══ DATA TO USE ══

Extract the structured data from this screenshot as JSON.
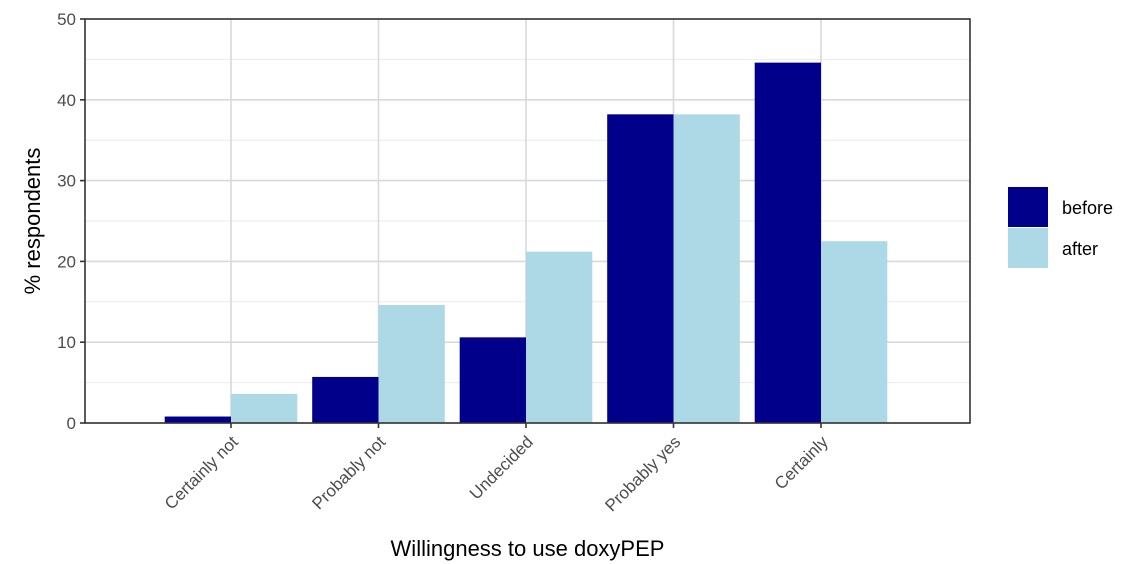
{
  "chart_data": {
    "type": "bar",
    "categories": [
      "Certainly not",
      "Probably not",
      "Undecided",
      "Probably yes",
      "Certainly"
    ],
    "series": [
      {
        "name": "before",
        "color": "#00008b",
        "values": [
          0.8,
          5.7,
          10.6,
          38.2,
          44.6
        ]
      },
      {
        "name": "after",
        "color": "#add8e6",
        "values": [
          3.6,
          14.6,
          21.2,
          38.2,
          22.5
        ]
      }
    ],
    "xlabel": "Willingness to use doxyPEP",
    "ylabel": "% respondents",
    "ylim": [
      0,
      50
    ],
    "yticks": [
      0,
      10,
      20,
      30,
      40,
      50
    ],
    "grid": true,
    "legend_position": "right",
    "panel_border_color": "#333333",
    "grid_major_color": "#d9d9d9",
    "grid_minor_color": "#ebebeb"
  }
}
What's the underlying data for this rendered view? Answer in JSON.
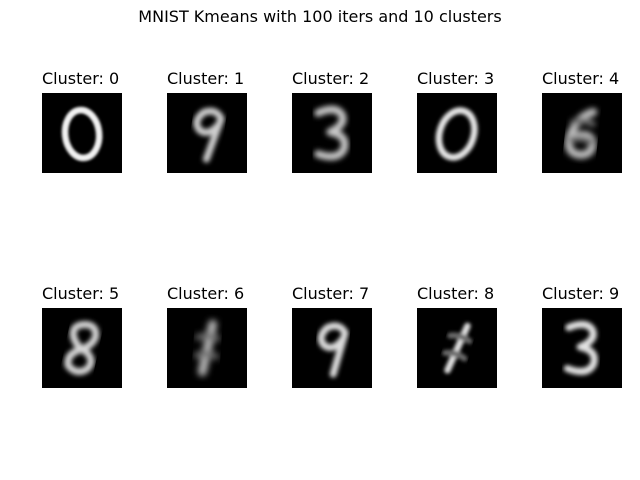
{
  "chart_data": {
    "type": "image-grid",
    "title": "MNIST Kmeans with 100 iters and 10 clusters",
    "grid": {
      "rows": 2,
      "cols": 5
    },
    "colormap": "gray",
    "panels": [
      {
        "title": "Cluster: 0",
        "cluster": 0,
        "digit_shown": "0"
      },
      {
        "title": "Cluster: 1",
        "cluster": 1,
        "digit_shown": "9"
      },
      {
        "title": "Cluster: 2",
        "cluster": 2,
        "digit_shown": "3"
      },
      {
        "title": "Cluster: 3",
        "cluster": 3,
        "digit_shown": "0"
      },
      {
        "title": "Cluster: 4",
        "cluster": 4,
        "digit_shown": "6"
      },
      {
        "title": "Cluster: 5",
        "cluster": 5,
        "digit_shown": "8"
      },
      {
        "title": "Cluster: 6",
        "cluster": 6,
        "digit_shown": "1"
      },
      {
        "title": "Cluster: 7",
        "cluster": 7,
        "digit_shown": "9"
      },
      {
        "title": "Cluster: 8",
        "cluster": 8,
        "digit_shown": "1"
      },
      {
        "title": "Cluster: 9",
        "cluster": 9,
        "digit_shown": "3"
      }
    ]
  }
}
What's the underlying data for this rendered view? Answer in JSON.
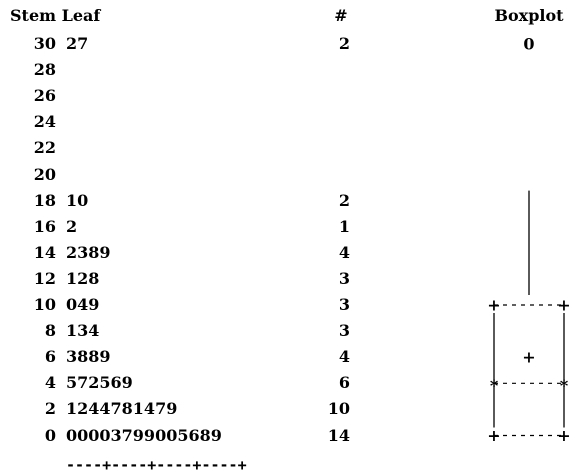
{
  "headers": {
    "stem_leaf": "Stem Leaf",
    "count": "#",
    "boxplot": "Boxplot"
  },
  "axis": "----+----+----+----+",
  "chart_data": {
    "type": "stem-and-leaf with boxplot",
    "rows": [
      {
        "stem": "30",
        "leaf": "27",
        "count": "2"
      },
      {
        "stem": "28",
        "leaf": "",
        "count": ""
      },
      {
        "stem": "26",
        "leaf": "",
        "count": ""
      },
      {
        "stem": "24",
        "leaf": "",
        "count": ""
      },
      {
        "stem": "22",
        "leaf": "",
        "count": ""
      },
      {
        "stem": "20",
        "leaf": "",
        "count": ""
      },
      {
        "stem": "18",
        "leaf": "10",
        "count": "2"
      },
      {
        "stem": "16",
        "leaf": "2",
        "count": "1"
      },
      {
        "stem": "14",
        "leaf": "2389",
        "count": "4"
      },
      {
        "stem": "12",
        "leaf": "128",
        "count": "3"
      },
      {
        "stem": "10",
        "leaf": "049",
        "count": "3"
      },
      {
        "stem": "8",
        "leaf": "134",
        "count": "3"
      },
      {
        "stem": "6",
        "leaf": "3889",
        "count": "4"
      },
      {
        "stem": "4",
        "leaf": "572569",
        "count": "6"
      },
      {
        "stem": "2",
        "leaf": "1244781479",
        "count": "10"
      },
      {
        "stem": "0",
        "leaf": "00003799005689",
        "count": "14"
      }
    ],
    "boxplot": {
      "outlier_marker": "0",
      "outlier_stem": "30",
      "whisker_top_stem": "18",
      "q3_stem": "10",
      "mean_stem": "6",
      "mean_marker": "+",
      "median_stem": "4",
      "median_marker": "*",
      "q1_stem": "0",
      "whisker_bottom_stem": "0"
    }
  }
}
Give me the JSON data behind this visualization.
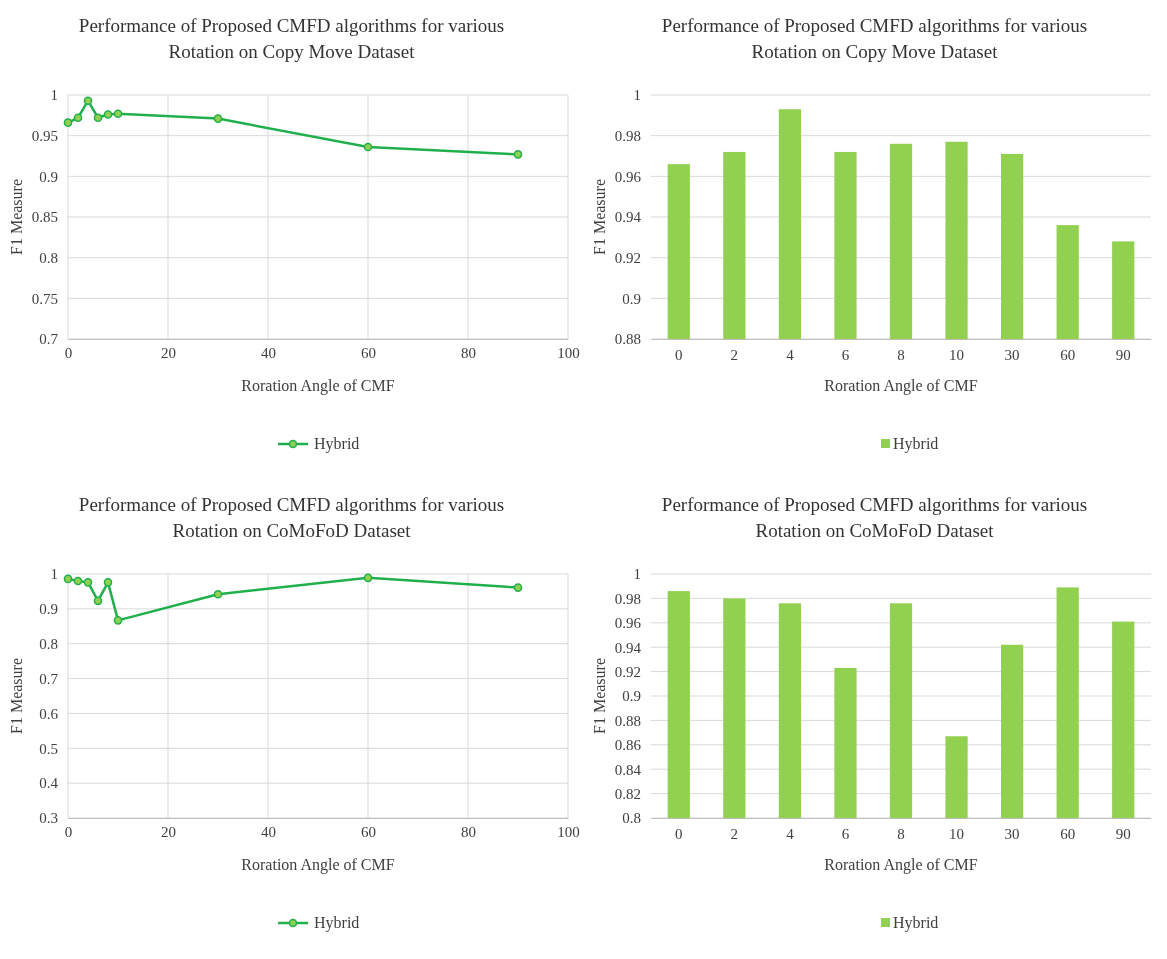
{
  "chart_data": [
    {
      "type": "line",
      "title": "Performance of Proposed CMFD algorithms for various Rotation on Copy Move Dataset",
      "xlabel": "Roration Angle of CMF",
      "ylabel": "F1 Measure",
      "x": [
        0,
        2,
        4,
        6,
        8,
        10,
        30,
        60,
        90
      ],
      "series": [
        {
          "name": "Hybrid",
          "color": "#1fb04c",
          "values": [
            0.966,
            0.972,
            0.993,
            0.972,
            0.976,
            0.977,
            0.971,
            0.936,
            0.927
          ]
        }
      ],
      "xlim": [
        0,
        100
      ],
      "xticks": [
        0,
        20,
        40,
        60,
        80,
        100
      ],
      "ylim": [
        0.7,
        1
      ],
      "yticks": [
        0.7,
        0.75,
        0.8,
        0.85,
        0.9,
        0.95,
        1
      ],
      "grid": true,
      "legend": "bottom",
      "marker": "circle",
      "line_style": "solid"
    },
    {
      "type": "bar",
      "title": "Performance of Proposed CMFD algorithms for various Rotation on Copy Move Dataset",
      "xlabel": "Roration Angle of CMF",
      "ylabel": "F1 Measure",
      "categories": [
        "0",
        "2",
        "4",
        "6",
        "8",
        "10",
        "30",
        "60",
        "90"
      ],
      "series": [
        {
          "name": "Hybrid",
          "color": "#92d050",
          "values": [
            0.966,
            0.972,
            0.993,
            0.972,
            0.976,
            0.977,
            0.971,
            0.936,
            0.928
          ]
        }
      ],
      "ylim": [
        0.88,
        1
      ],
      "yticks": [
        0.88,
        0.9,
        0.92,
        0.94,
        0.96,
        0.98,
        1
      ],
      "grid": "y",
      "legend": "bottom"
    },
    {
      "type": "line",
      "title": "Performance of Proposed CMFD algorithms for various Rotation on CoMoFoD Dataset",
      "xlabel": "Roration Angle of CMF",
      "ylabel": "F1 Measure",
      "x": [
        0,
        2,
        4,
        6,
        8,
        10,
        30,
        60,
        90
      ],
      "series": [
        {
          "name": "Hybrid",
          "color": "#1fb04c",
          "values": [
            0.986,
            0.98,
            0.976,
            0.923,
            0.976,
            0.867,
            0.942,
            0.989,
            0.961
          ]
        }
      ],
      "xlim": [
        0,
        100
      ],
      "xticks": [
        0,
        20,
        40,
        60,
        80,
        100
      ],
      "ylim": [
        0.3,
        1
      ],
      "yticks": [
        0.3,
        0.4,
        0.5,
        0.6,
        0.7,
        0.8,
        0.9,
        1
      ],
      "grid": true,
      "legend": "bottom",
      "marker": "circle",
      "line_style": "solid"
    },
    {
      "type": "bar",
      "title": "Performance of Proposed CMFD algorithms for various Rotation on CoMoFoD Dataset",
      "xlabel": "Roration Angle of CMF",
      "ylabel": "F1 Measure",
      "categories": [
        "0",
        "2",
        "4",
        "6",
        "8",
        "10",
        "30",
        "60",
        "90"
      ],
      "series": [
        {
          "name": "Hybrid",
          "color": "#92d050",
          "values": [
            0.986,
            0.98,
            0.976,
            0.923,
            0.976,
            0.867,
            0.942,
            0.989,
            0.961
          ]
        }
      ],
      "ylim": [
        0.8,
        1
      ],
      "yticks": [
        0.8,
        0.82,
        0.84,
        0.86,
        0.88,
        0.9,
        0.92,
        0.94,
        0.96,
        0.98,
        1
      ],
      "grid": "y",
      "legend": "bottom"
    }
  ]
}
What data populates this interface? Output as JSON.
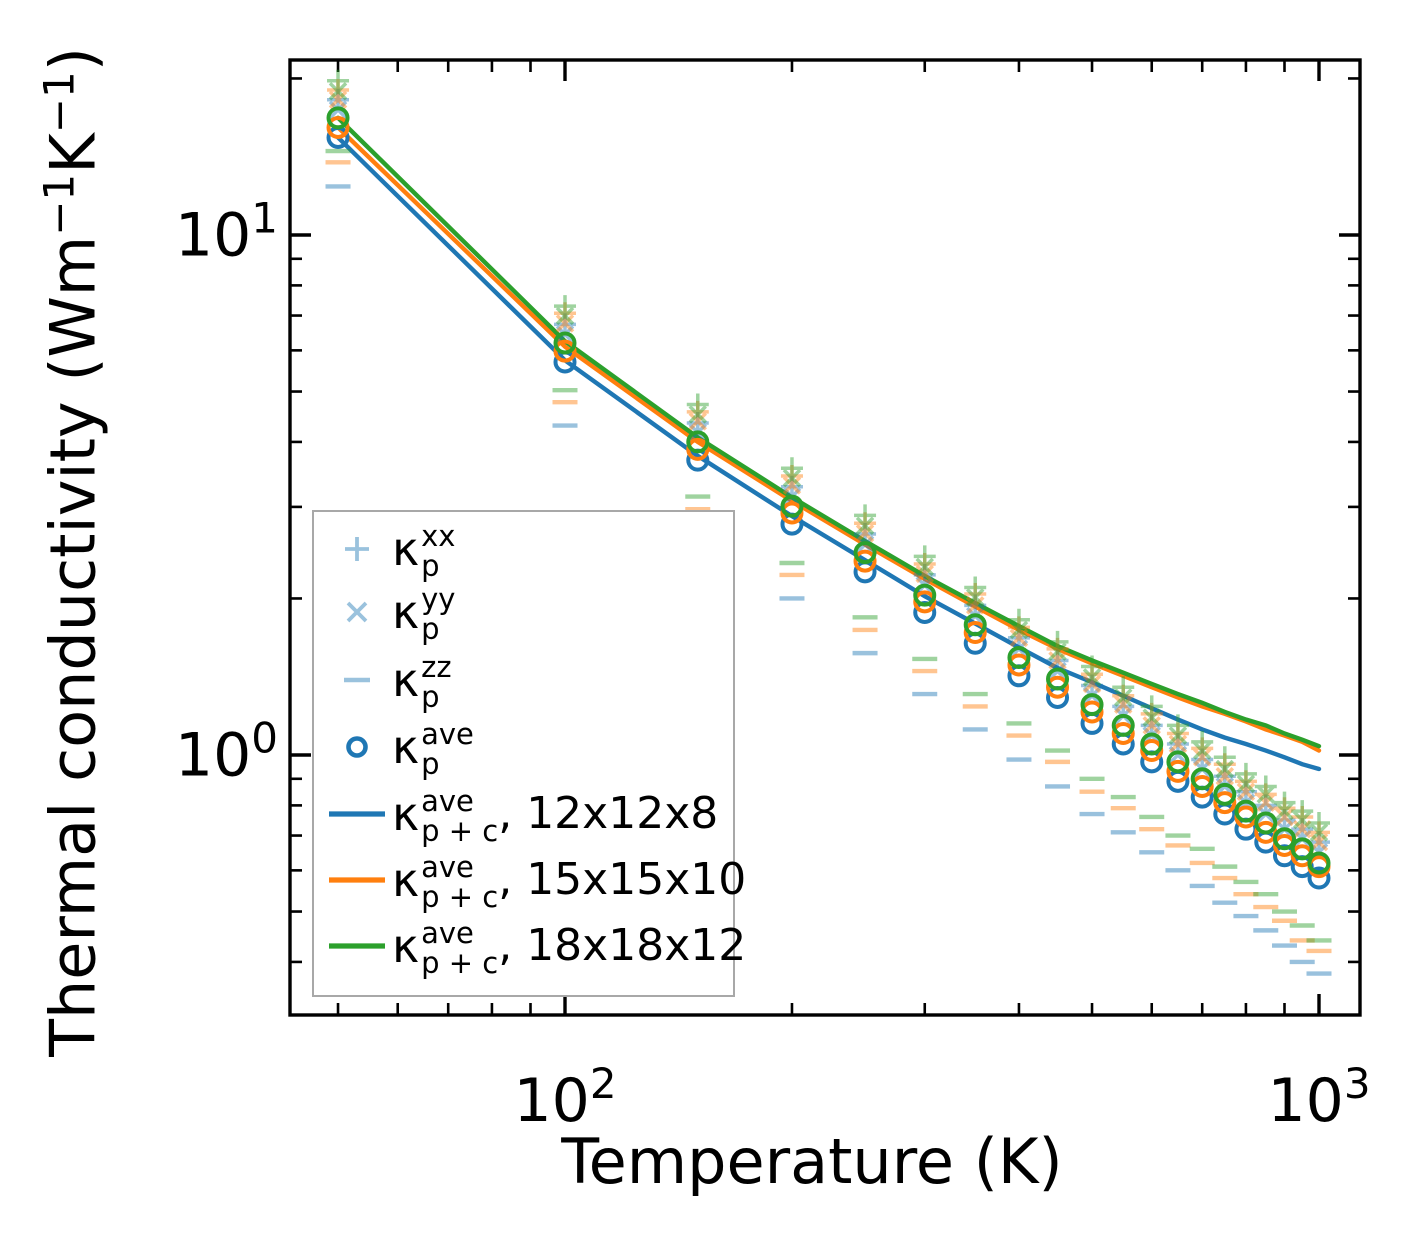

═══

• **DIRECTION**: Omit every image. Quote each record exactly.

• **RESPONSE TO THIS EXERCISE**:
Extract the structured data from this screenshot as JSON.
{
  "chart_data": {
    "type": "bar",
    "categories": [
      "Certainly not",
      "Probably not",
      "Undecided",
      "Probably yes",
      "Certainly"
    ],
    "series": [
      {
        "name": "before",
        "color": "#00008b",
        "values": [
          0.8,
          5.7,
          10.6,
          38.2,
          44.6
        ]
      },
      {
        "name": "after",
        "color": "#add8e6",
        "values": [
          3.6,
          14.6,
          21.2,
          38.2,
          22.5
        ]
      }
    ],
    "xlabel": "Willingness to use doxyPEP",
    "ylabel": "% respondents",
    "ylim": [
      0,
      50
    ],
    "yticks": [
      0,
      10,
      20,
      30,
      40,
      50
    ],
    "grid": true,
    "legend_position": "right",
    "panel_border_color": "#333333",
    "grid_major_color": "#d9d9d9",
    "grid_minor_color": "#ebebeb"
  }
}
What's the underlying data for this rendered view? Answer in JSON.
{
  "chart_data": {
    "type": "image-grid",
    "title": "MNIST Kmeans with 100 iters and 10 clusters",
    "grid": {
      "rows": 2,
      "cols": 5
    },
    "colormap": "gray",
    "panels": [
      {
        "title": "Cluster: 0",
        "cluster": 0,
        "digit_shown": "0"
      },
      {
        "title": "Cluster: 1",
        "cluster": 1,
        "digit_shown": "9"
      },
      {
        "title": "Cluster: 2",
        "cluster": 2,
        "digit_shown": "3"
      },
      {
        "title": "Cluster: 3",
        "cluster": 3,
        "digit_shown": "0"
      },
      {
        "title": "Cluster: 4",
        "cluster": 4,
        "digit_shown": "6"
      },
      {
        "title": "Cluster: 5",
        "cluster": 5,
        "digit_shown": "8"
      },
      {
        "title": "Cluster: 6",
        "cluster": 6,
        "digit_shown": "1"
      },
      {
        "title": "Cluster: 7",
        "cluster": 7,
        "digit_shown": "9"
      },
      {
        "title": "Cluster: 8",
        "cluster": 8,
        "digit_shown": "1"
      },
      {
        "title": "Cluster: 9",
        "cluster": 9,
        "digit_shown": "3"
      }
    ]
  }
}
What's the underlying data for this rendered view? Answer in JSON.
{
  "headers": {
    "stem_leaf": "Stem Leaf",
    "count": "#",
    "boxplot": "Boxplot"
  },
  "axis": "----+----+----+----+",
  "chart_data": {
    "type": "stem-and-leaf with boxplot",
    "rows": [
      {
        "stem": "30",
        "leaf": "27",
        "count": "2"
      },
      {
        "stem": "28",
        "leaf": "",
        "count": ""
      },
      {
        "stem": "26",
        "leaf": "",
        "count": ""
      },
      {
        "stem": "24",
        "leaf": "",
        "count": ""
      },
      {
        "stem": "22",
        "leaf": "",
        "count": ""
      },
      {
        "stem": "20",
        "leaf": "",
        "count": ""
      },
      {
        "stem": "18",
        "leaf": "10",
        "count": "2"
      },
      {
        "stem": "16",
        "leaf": "2",
        "count": "1"
      },
      {
        "stem": "14",
        "leaf": "2389",
        "count": "4"
      },
      {
        "stem": "12",
        "leaf": "128",
        "count": "3"
      },
      {
        "stem": "10",
        "leaf": "049",
        "count": "3"
      },
      {
        "stem": "8",
        "leaf": "134",
        "count": "3"
      },
      {
        "stem": "6",
        "leaf": "3889",
        "count": "4"
      },
      {
        "stem": "4",
        "leaf": "572569",
        "count": "6"
      },
      {
        "stem": "2",
        "leaf": "1244781479",
        "count": "10"
      },
      {
        "stem": "0",
        "leaf": "00003799005689",
        "count": "14"
      }
    ],
    "boxplot": {
      "outlier_marker": "0",
      "outlier_stem": "30",
      "whisker_top_stem": "18",
      "q3_stem": "10",
      "mean_stem": "6",
      "mean_marker": "+",
      "median_stem": "4",
      "median_marker": "*",
      "q1_stem": "0",
      "whisker_bottom_stem": "0"
    }
  }
}
Give me the JSON data behind this visualization.
{
  "chart_data": [
    {
      "type": "line",
      "title": "Performance of Proposed CMFD algorithms for various Rotation on Copy Move Dataset",
      "xlabel": "Roration Angle of CMF",
      "ylabel": "F1 Measure",
      "x": [
        0,
        2,
        4,
        6,
        8,
        10,
        30,
        60,
        90
      ],
      "series": [
        {
          "name": "Hybrid",
          "color": "#1fb04c",
          "values": [
            0.966,
            0.972,
            0.993,
            0.972,
            0.976,
            0.977,
            0.971,
            0.936,
            0.927
          ]
        }
      ],
      "xlim": [
        0,
        100
      ],
      "xticks": [
        0,
        20,
        40,
        60,
        80,
        100
      ],
      "ylim": [
        0.7,
        1
      ],
      "yticks": [
        0.7,
        0.75,
        0.8,
        0.85,
        0.9,
        0.95,
        1
      ],
      "grid": true,
      "legend": "bottom",
      "marker": "circle",
      "line_style": "solid"
    },
    {
      "type": "bar",
      "title": "Performance of Proposed CMFD algorithms for various Rotation on Copy Move Dataset",
      "xlabel": "Roration Angle of CMF",
      "ylabel": "F1 Measure",
      "categories": [
        "0",
        "2",
        "4",
        "6",
        "8",
        "10",
        "30",
        "60",
        "90"
      ],
      "series": [
        {
          "name": "Hybrid",
          "color": "#92d050",
          "values": [
            0.966,
            0.972,
            0.993,
            0.972,
            0.976,
            0.977,
            0.971,
            0.936,
            0.928
          ]
        }
      ],
      "ylim": [
        0.88,
        1
      ],
      "yticks": [
        0.88,
        0.9,
        0.92,
        0.94,
        0.96,
        0.98,
        1
      ],
      "grid": "y",
      "legend": "bottom"
    },
    {
      "type": "line",
      "title": "Performance of Proposed CMFD algorithms for various Rotation on CoMoFoD Dataset",
      "xlabel": "Roration Angle of CMF",
      "ylabel": "F1 Measure",
      "x": [
        0,
        2,
        4,
        6,
        8,
        10,
        30,
        60,
        90
      ],
      "series": [
        {
          "name": "Hybrid",
          "color": "#1fb04c",
          "values": [
            0.986,
            0.98,
            0.976,
            0.923,
            0.976,
            0.867,
            0.942,
            0.989,
            0.961
          ]
        }
      ],
      "xlim": [
        0,
        100
      ],
      "xticks": [
        0,
        20,
        40,
        60,
        80,
        100
      ],
      "ylim": [
        0.3,
        1
      ],
      "yticks": [
        0.3,
        0.4,
        0.5,
        0.6,
        0.7,
        0.8,
        0.9,
        1
      ],
      "grid": true,
      "legend": "bottom",
      "marker": "circle",
      "line_style": "solid"
    },
    {
      "type": "bar",
      "title": "Performance of Proposed CMFD algorithms for various Rotation on CoMoFoD Dataset",
      "xlabel": "Roration Angle of CMF",
      "ylabel": "F1 Measure",
      "categories": [
        "0",
        "2",
        "4",
        "6",
        "8",
        "10",
        "30",
        "60",
        "90"
      ],
      "series": [
        {
          "name": "Hybrid",
          "color": "#92d050",
          "values": [
            0.986,
            0.98,
            0.976,
            0.923,
            0.976,
            0.867,
            0.942,
            0.989,
            0.961
          ]
        }
      ],
      "ylim": [
        0.8,
        1
      ],
      "yticks": [
        0.8,
        0.82,
        0.84,
        0.86,
        0.88,
        0.9,
        0.92,
        0.94,
        0.96,
        0.98,
        1
      ],
      "grid": "y",
      "legend": "bottom"
    }
  ]
}
What data populates this interface? Output as JSON.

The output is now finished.